## WHAT YOU WILL DO
Transcribe the lines exactly, beginning with the one that contains "Convert this screenshot" and ending with the final line of the records. Do not transcribe pictures.

══ SOURCE MATERIAL ══

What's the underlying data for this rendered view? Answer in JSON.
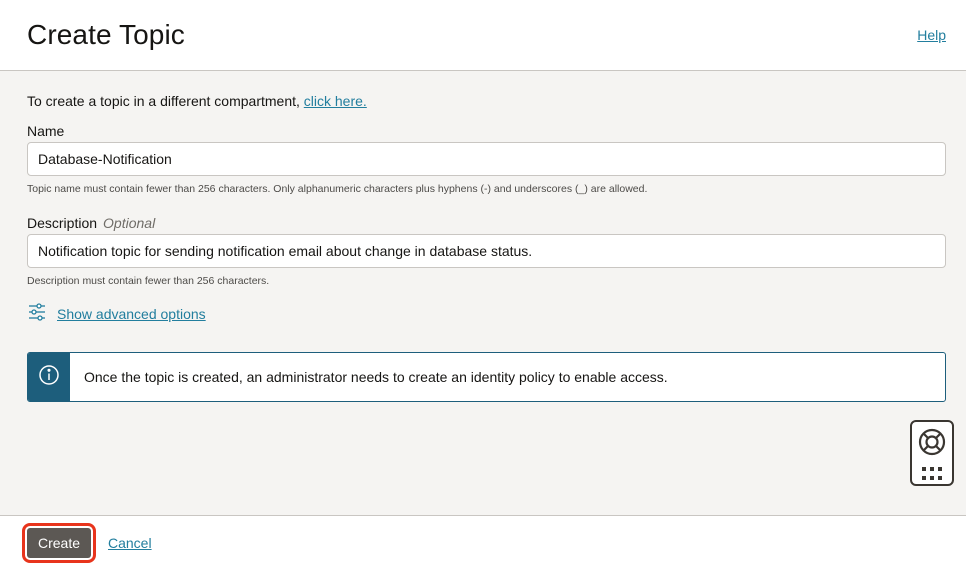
{
  "header": {
    "title": "Create Topic",
    "help_label": "Help"
  },
  "form": {
    "intro_text": "To create a topic in a different compartment,",
    "intro_link": "click here.",
    "name": {
      "label": "Name",
      "value": "Database-Notification",
      "hint": "Topic name must contain fewer than 256 characters. Only alphanumeric characters plus hyphens (-) and underscores (_) are allowed."
    },
    "description": {
      "label": "Description",
      "optional": "Optional",
      "value": "Notification topic for sending notification email about change in database status.",
      "hint": "Description must contain fewer than 256 characters."
    },
    "advanced_label": "Show advanced options",
    "info_message": "Once the topic is created, an administrator needs to create an identity policy to enable access."
  },
  "footer": {
    "create_label": "Create",
    "cancel_label": "Cancel"
  },
  "colors": {
    "link": "#227e9e",
    "info_accent": "#1d5e7c",
    "primary_button": "#5c5854",
    "highlight_outline": "#e8341c"
  },
  "icons": {
    "advanced": "sliders-icon",
    "info": "info-icon",
    "help_widget_top": "lifebuoy-icon",
    "help_widget_bottom": "grid-dots-icon"
  }
}
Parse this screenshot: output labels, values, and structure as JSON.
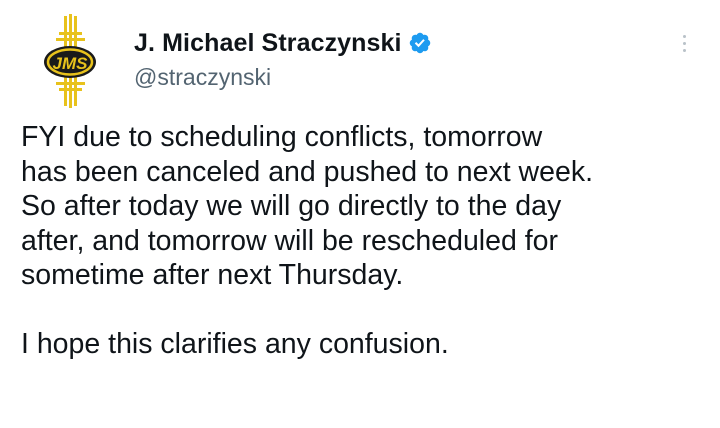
{
  "author": {
    "display_name": "J. Michael Straczynski",
    "handle": "@straczynski",
    "verified": true,
    "avatar_icon": "jms-logo-icon",
    "avatar_text": "JMS"
  },
  "menu": {
    "icon": "more-options-icon"
  },
  "tweet": {
    "lines": [
      "FYI due to scheduling conflicts, tomorrow",
      "has been canceled and pushed to next week.",
      "So after today we will go directly to the day",
      "after, and tomorrow will be rescheduled for",
      "sometime after next Thursday."
    ],
    "closing": "I hope this clarifies any confusion."
  },
  "colors": {
    "text": "#0f1419",
    "handle": "#536471",
    "verified": "#1d9bf0",
    "logo_gold": "#e8c21c",
    "logo_dark": "#1a1a1a"
  }
}
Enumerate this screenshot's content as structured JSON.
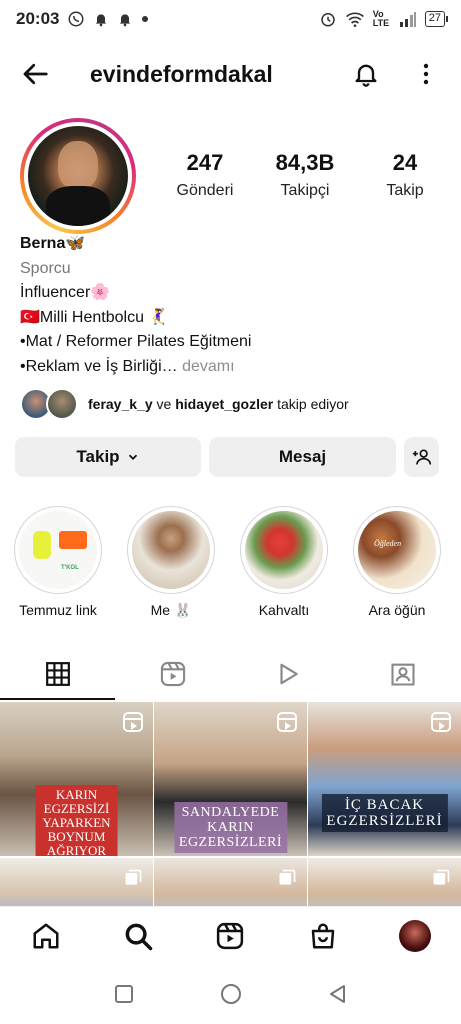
{
  "status_bar": {
    "time": "20:03",
    "left_icons": [
      "whatsapp-icon",
      "notification-bell-icon",
      "notification-bell-icon",
      "dot-icon"
    ],
    "right_icons": [
      "alarm-icon",
      "wifi-icon",
      "volte-icon",
      "signal-icon"
    ],
    "volte_label": "Vo LTE",
    "battery": "27"
  },
  "header": {
    "username": "evindeformdakal",
    "icons": [
      "back-arrow-icon",
      "bell-icon",
      "more-vertical-icon"
    ]
  },
  "profile": {
    "stats": [
      {
        "value": "247",
        "label": "Gönderi"
      },
      {
        "value": "84,3B",
        "label": "Takipçi"
      },
      {
        "value": "24",
        "label": "Takip"
      }
    ],
    "name": "Berna🦋",
    "category": "Sporcu",
    "bio_lines": [
      "İnfluencer🌸",
      "🇹🇷Milli Hentbolcu 🤾‍♀️",
      "•Mat / Reformer Pilates Eğitmeni",
      "•Reklam ve İş Birliği…"
    ],
    "more_link": "devamı",
    "followed_by": {
      "user1": "feray_k_y",
      "connector": "ve",
      "user2": "hidayet_gozler",
      "suffix": "takip ediyor"
    }
  },
  "buttons": {
    "follow": "Takip",
    "message": "Mesaj",
    "add_person_icon": "add-person-icon"
  },
  "highlights": [
    {
      "label": "Temmuz link",
      "tag": "T'KOL"
    },
    {
      "label": "Me 🐰"
    },
    {
      "label": "Kahvaltı"
    },
    {
      "label": "Ara öğün",
      "overlay": "Öğleden"
    }
  ],
  "tabs": [
    "grid-icon",
    "reels-icon",
    "play-icon",
    "tagged-icon"
  ],
  "posts": [
    {
      "caption": "KARIN EGZERSİZİ\nYAPARKEN BOYNUM\nAĞRIYOR DİYENLERE",
      "type": "reel"
    },
    {
      "caption": "SANDALYEDE\nKARIN\nEGZERSİZLERİ",
      "type": "reel"
    },
    {
      "caption": "İÇ BACAK\nEGZERSİZLERİ",
      "type": "reel"
    },
    {
      "caption": "",
      "type": "carousel"
    },
    {
      "caption": "",
      "type": "carousel"
    },
    {
      "caption": "",
      "type": "carousel"
    }
  ],
  "bottom_nav": [
    "home-icon",
    "search-icon",
    "reels-icon",
    "shop-icon",
    "profile-avatar"
  ],
  "system_nav": [
    "recents-icon",
    "home-circle-icon",
    "back-triangle-icon"
  ]
}
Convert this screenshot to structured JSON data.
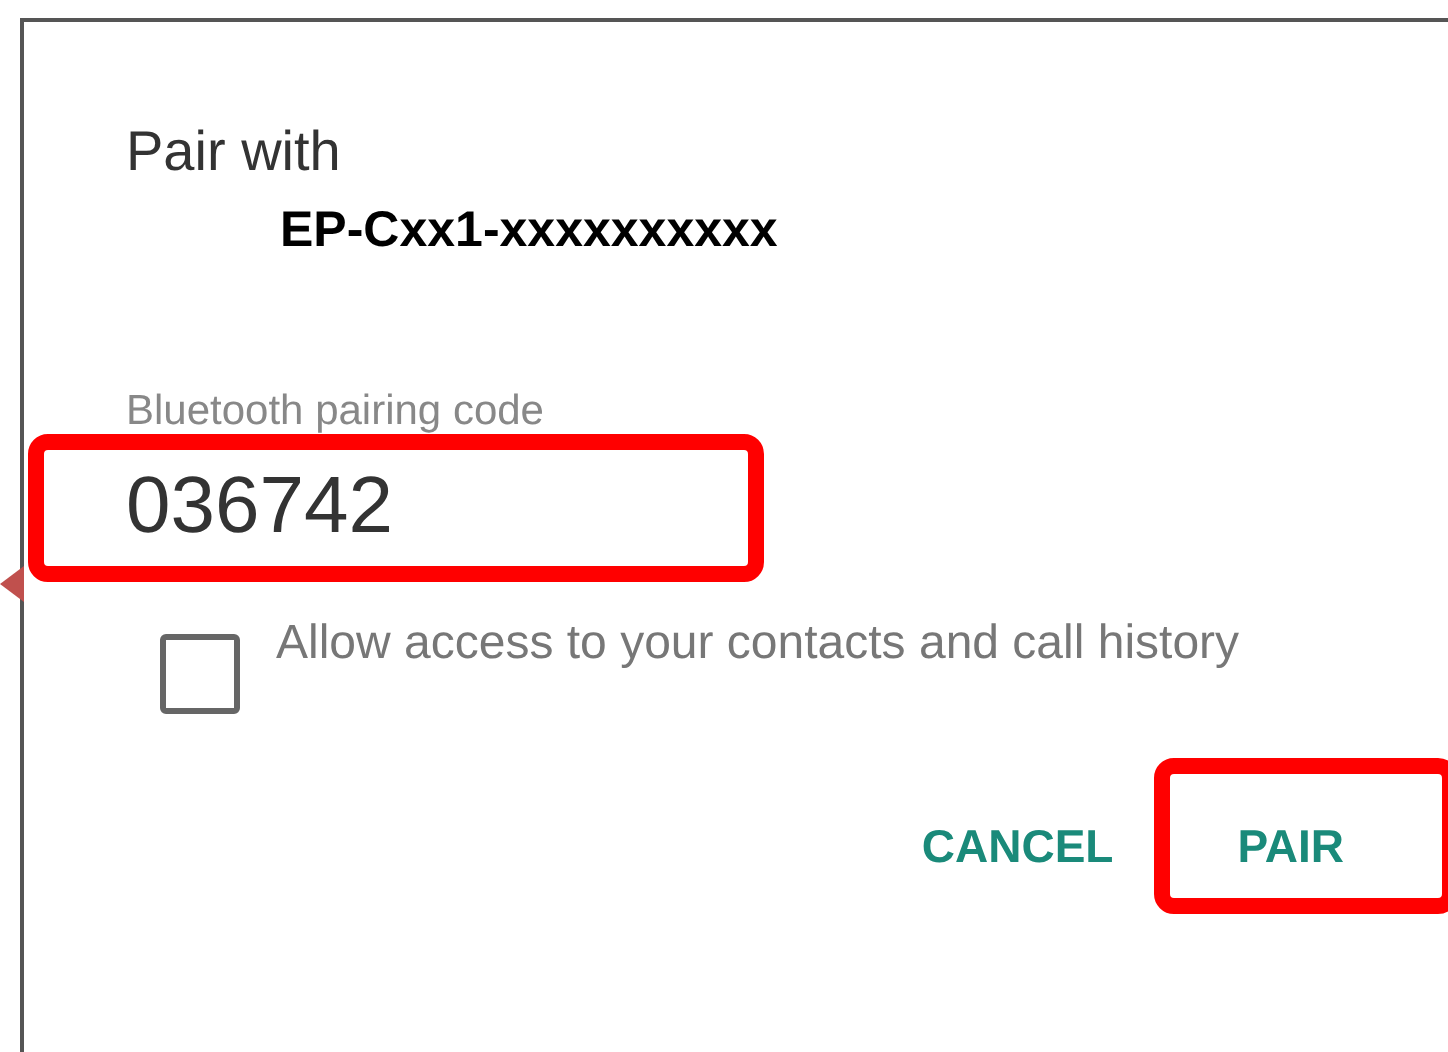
{
  "dialog": {
    "title": "Pair with",
    "device_name": "EP-Cxx1-xxxxxxxxxx"
  },
  "code_field": {
    "label": "Bluetooth pairing code",
    "value": "036742",
    "highlighted": true,
    "arrow": true
  },
  "checkbox": {
    "label": "Allow access to your contacts and call history",
    "checked": false
  },
  "buttons": [
    {
      "label": "CANCEL",
      "highlighted": false
    },
    {
      "label": "PAIR",
      "highlighted": true
    }
  ]
}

═══

## WRITTEN SOLUTION
Convert this screenshot to structured JSON data.
{
  "dialog": {
    "title": "Pair with",
    "device_name": "EP-Cxx1-xxxxxxxxxx"
  },
  "code_field": {
    "label": "Bluetooth pairing code",
    "value": "036742",
    "highlighted": true,
    "arrow": true
  },
  "checkbox": {
    "label": "Allow access to your contacts and call history",
    "checked": false
  },
  "buttons": [
    {
      "label": "CANCEL",
      "highlighted": false
    },
    {
      "label": "PAIR",
      "highlighted": true
    }
  ]
}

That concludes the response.